Aim = Write out the records below once more, exactly as they stand.

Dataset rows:
━━━━━━━━━━━━━━━━━━━━
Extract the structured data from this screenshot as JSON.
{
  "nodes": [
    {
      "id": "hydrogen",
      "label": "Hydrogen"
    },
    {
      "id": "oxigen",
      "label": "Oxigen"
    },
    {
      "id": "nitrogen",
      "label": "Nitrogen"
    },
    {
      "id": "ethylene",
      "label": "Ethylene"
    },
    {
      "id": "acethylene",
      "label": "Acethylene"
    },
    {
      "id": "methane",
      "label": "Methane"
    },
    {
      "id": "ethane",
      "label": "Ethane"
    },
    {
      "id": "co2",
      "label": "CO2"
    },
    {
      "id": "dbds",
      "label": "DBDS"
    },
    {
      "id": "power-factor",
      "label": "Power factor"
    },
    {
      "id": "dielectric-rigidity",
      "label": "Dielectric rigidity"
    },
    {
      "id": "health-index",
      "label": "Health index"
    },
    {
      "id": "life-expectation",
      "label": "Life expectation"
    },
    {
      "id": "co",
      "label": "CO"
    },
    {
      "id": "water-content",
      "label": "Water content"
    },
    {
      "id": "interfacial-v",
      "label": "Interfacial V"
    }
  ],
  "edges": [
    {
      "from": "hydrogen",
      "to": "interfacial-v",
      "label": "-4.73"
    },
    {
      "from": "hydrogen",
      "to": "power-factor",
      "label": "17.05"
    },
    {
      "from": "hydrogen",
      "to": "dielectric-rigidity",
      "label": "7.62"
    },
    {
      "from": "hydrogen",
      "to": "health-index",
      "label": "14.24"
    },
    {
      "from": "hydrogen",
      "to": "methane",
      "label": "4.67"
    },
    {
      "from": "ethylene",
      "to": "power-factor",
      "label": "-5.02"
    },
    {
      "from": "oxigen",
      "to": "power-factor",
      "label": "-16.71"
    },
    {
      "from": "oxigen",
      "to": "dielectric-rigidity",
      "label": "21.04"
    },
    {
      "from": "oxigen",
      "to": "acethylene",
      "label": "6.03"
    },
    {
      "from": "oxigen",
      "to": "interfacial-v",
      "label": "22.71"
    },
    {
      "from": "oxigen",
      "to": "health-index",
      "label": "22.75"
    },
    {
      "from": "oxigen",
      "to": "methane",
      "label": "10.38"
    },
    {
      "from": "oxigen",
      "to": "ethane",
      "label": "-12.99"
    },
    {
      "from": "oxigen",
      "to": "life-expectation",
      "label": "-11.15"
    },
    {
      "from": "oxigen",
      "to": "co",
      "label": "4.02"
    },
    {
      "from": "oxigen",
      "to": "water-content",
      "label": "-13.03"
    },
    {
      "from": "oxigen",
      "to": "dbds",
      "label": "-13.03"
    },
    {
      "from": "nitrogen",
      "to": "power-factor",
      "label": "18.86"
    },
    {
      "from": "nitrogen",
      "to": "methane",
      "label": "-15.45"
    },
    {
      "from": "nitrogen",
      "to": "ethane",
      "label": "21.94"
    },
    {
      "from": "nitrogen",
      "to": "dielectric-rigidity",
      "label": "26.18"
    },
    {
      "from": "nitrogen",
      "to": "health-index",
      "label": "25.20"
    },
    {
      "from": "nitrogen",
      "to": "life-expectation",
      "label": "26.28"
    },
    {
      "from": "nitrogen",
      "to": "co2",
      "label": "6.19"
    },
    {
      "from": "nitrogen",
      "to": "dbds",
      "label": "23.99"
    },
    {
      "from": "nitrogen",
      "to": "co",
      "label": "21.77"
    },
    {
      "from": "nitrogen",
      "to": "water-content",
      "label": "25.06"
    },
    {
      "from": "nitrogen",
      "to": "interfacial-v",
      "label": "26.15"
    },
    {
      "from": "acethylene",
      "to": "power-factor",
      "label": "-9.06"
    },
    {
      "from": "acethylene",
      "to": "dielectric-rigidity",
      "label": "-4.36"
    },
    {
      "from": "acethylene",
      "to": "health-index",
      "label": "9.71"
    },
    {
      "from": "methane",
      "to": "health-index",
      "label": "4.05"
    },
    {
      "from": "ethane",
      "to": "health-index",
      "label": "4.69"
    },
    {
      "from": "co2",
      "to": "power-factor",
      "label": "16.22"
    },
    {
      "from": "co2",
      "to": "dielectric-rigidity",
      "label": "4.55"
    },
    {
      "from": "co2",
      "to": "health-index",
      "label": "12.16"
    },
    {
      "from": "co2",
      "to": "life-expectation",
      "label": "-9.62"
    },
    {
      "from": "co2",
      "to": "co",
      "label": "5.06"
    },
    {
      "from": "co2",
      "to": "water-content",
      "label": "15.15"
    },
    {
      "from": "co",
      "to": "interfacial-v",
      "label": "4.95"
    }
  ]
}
━━━━━━━━━━━━━━━━━━━━
Task response =
Extract the structured data from this screenshot as JSON.
{
  "nodes": [
    {
      "id": "hydrogen",
      "label": "Hydrogen"
    },
    {
      "id": "oxigen",
      "label": "Oxigen"
    },
    {
      "id": "nitrogen",
      "label": "Nitrogen"
    },
    {
      "id": "ethylene",
      "label": "Ethylene"
    },
    {
      "id": "acethylene",
      "label": "Acethylene"
    },
    {
      "id": "methane",
      "label": "Methane"
    },
    {
      "id": "ethane",
      "label": "Ethane"
    },
    {
      "id": "co2",
      "label": "CO2"
    },
    {
      "id": "dbds",
      "label": "DBDS"
    },
    {
      "id": "power-factor",
      "label": "Power factor"
    },
    {
      "id": "dielectric-rigidity",
      "label": "Dielectric rigidity"
    },
    {
      "id": "health-index",
      "label": "Health index"
    },
    {
      "id": "life-expectation",
      "label": "Life expectation"
    },
    {
      "id": "co",
      "label": "CO"
    },
    {
      "id": "water-content",
      "label": "Water content"
    },
    {
      "id": "interfacial-v",
      "label": "Interfacial V"
    }
  ],
  "edges": [
    {
      "from": "hydrogen",
      "to": "interfacial-v",
      "label": "-4.73"
    },
    {
      "from": "hydrogen",
      "to": "power-factor",
      "label": "17.05"
    },
    {
      "from": "hydrogen",
      "to": "dielectric-rigidity",
      "label": "7.62"
    },
    {
      "from": "hydrogen",
      "to": "health-index",
      "label": "14.24"
    },
    {
      "from": "hydrogen",
      "to": "methane",
      "label": "4.67"
    },
    {
      "from": "ethylene",
      "to": "power-factor",
      "label": "-5.02"
    },
    {
      "from": "oxigen",
      "to": "power-factor",
      "label": "-16.71"
    },
    {
      "from": "oxigen",
      "to": "dielectric-rigidity",
      "label": "21.04"
    },
    {
      "from": "oxigen",
      "to": "acethylene",
      "label": "6.03"
    },
    {
      "from": "oxigen",
      "to": "interfacial-v",
      "label": "22.71"
    },
    {
      "from": "oxigen",
      "to": "health-index",
      "label": "22.75"
    },
    {
      "from": "oxigen",
      "to": "methane",
      "label": "10.38"
    },
    {
      "from": "oxigen",
      "to": "ethane",
      "label": "-12.99"
    },
    {
      "from": "oxigen",
      "to": "life-expectation",
      "label": "-11.15"
    },
    {
      "from": "oxigen",
      "to": "co",
      "label": "4.02"
    },
    {
      "from": "oxigen",
      "to": "water-content",
      "label": "-13.03"
    },
    {
      "from": "oxigen",
      "to": "dbds",
      "label": "-13.03"
    },
    {
      "from": "nitrogen",
      "to": "power-factor",
      "label": "18.86"
    },
    {
      "from": "nitrogen",
      "to": "methane",
      "label": "-15.45"
    },
    {
      "from": "nitrogen",
      "to": "ethane",
      "label": "21.94"
    },
    {
      "from": "nitrogen",
      "to": "dielectric-rigidity",
      "label": "26.18"
    },
    {
      "from": "nitrogen",
      "to": "health-index",
      "label": "25.20"
    },
    {
      "from": "nitrogen",
      "to": "life-expectation",
      "label": "26.28"
    },
    {
      "from": "nitrogen",
      "to": "co2",
      "label": "6.19"
    },
    {
      "from": "nitrogen",
      "to": "dbds",
      "label": "23.99"
    },
    {
      "from": "nitrogen",
      "to": "co",
      "label": "21.77"
    },
    {
      "from": "nitrogen",
      "to": "water-content",
      "label": "25.06"
    },
    {
      "from": "nitrogen",
      "to": "interfacial-v",
      "label": "26.15"
    },
    {
      "from": "acethylene",
      "to": "power-factor",
      "label": "-9.06"
    },
    {
      "from": "acethylene",
      "to": "dielectric-rigidity",
      "label": "-4.36"
    },
    {
      "from": "acethylene",
      "to": "health-index",
      "label": "9.71"
    },
    {
      "from": "methane",
      "to": "health-index",
      "label": "4.05"
    },
    {
      "from": "ethane",
      "to": "health-index",
      "label": "4.69"
    },
    {
      "from": "co2",
      "to": "power-factor",
      "label": "16.22"
    },
    {
      "from": "co2",
      "to": "dielectric-rigidity",
      "label": "4.55"
    },
    {
      "from": "co2",
      "to": "health-index",
      "label": "12.16"
    },
    {
      "from": "co2",
      "to": "life-expectation",
      "label": "-9.62"
    },
    {
      "from": "co2",
      "to": "co",
      "label": "5.06"
    },
    {
      "from": "co2",
      "to": "water-content",
      "label": "15.15"
    },
    {
      "from": "co",
      "to": "interfacial-v",
      "label": "4.95"
    }
  ]
}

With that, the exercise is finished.